→ **Task instructions**: Copy out all the lines where "color" shows up.

Lines of data:
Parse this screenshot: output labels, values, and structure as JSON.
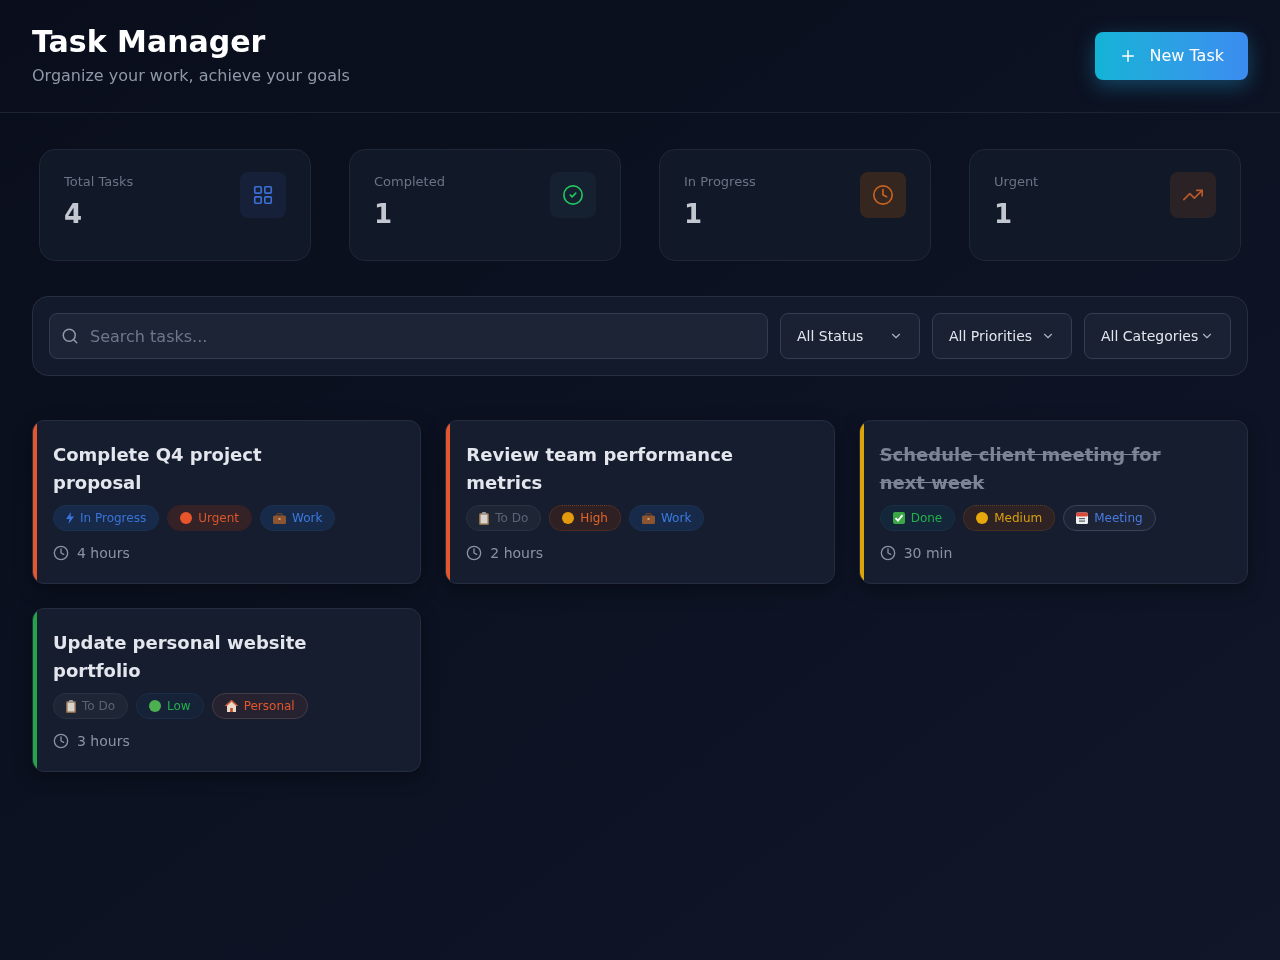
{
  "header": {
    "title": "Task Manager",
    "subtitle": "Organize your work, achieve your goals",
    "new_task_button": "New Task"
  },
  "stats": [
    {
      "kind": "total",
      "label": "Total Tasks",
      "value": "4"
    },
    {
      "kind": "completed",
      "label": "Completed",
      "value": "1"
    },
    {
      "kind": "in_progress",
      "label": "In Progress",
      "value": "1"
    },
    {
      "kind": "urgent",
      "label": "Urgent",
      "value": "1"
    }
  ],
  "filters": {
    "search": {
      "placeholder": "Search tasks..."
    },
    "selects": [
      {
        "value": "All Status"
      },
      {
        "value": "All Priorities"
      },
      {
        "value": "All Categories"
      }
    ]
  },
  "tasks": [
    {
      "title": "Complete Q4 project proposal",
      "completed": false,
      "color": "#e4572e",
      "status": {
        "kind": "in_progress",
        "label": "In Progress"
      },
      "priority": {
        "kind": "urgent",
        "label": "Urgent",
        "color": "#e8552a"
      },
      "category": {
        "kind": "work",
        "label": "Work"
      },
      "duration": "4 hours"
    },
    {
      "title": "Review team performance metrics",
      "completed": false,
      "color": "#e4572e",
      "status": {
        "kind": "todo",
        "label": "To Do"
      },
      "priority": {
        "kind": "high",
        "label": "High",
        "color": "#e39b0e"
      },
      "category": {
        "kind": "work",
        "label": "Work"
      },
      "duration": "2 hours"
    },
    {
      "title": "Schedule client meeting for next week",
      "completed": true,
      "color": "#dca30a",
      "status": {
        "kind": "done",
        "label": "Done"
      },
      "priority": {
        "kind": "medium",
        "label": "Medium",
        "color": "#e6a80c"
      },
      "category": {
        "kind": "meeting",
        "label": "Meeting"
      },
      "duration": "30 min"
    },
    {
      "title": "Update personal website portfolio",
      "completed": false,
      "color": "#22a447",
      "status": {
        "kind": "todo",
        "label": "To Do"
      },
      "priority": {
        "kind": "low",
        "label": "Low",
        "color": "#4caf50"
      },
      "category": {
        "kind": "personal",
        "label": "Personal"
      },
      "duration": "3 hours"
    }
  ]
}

→ **Answer to the exercise**:
      "color": "#e4572e",
        "color": "#e8552a"
      "color": "#e4572e",
        "color": "#e39b0e"
      "color": "#dca30a",
        "color": "#e6a80c"
      "color": "#22a447",
        "color": "#4caf50"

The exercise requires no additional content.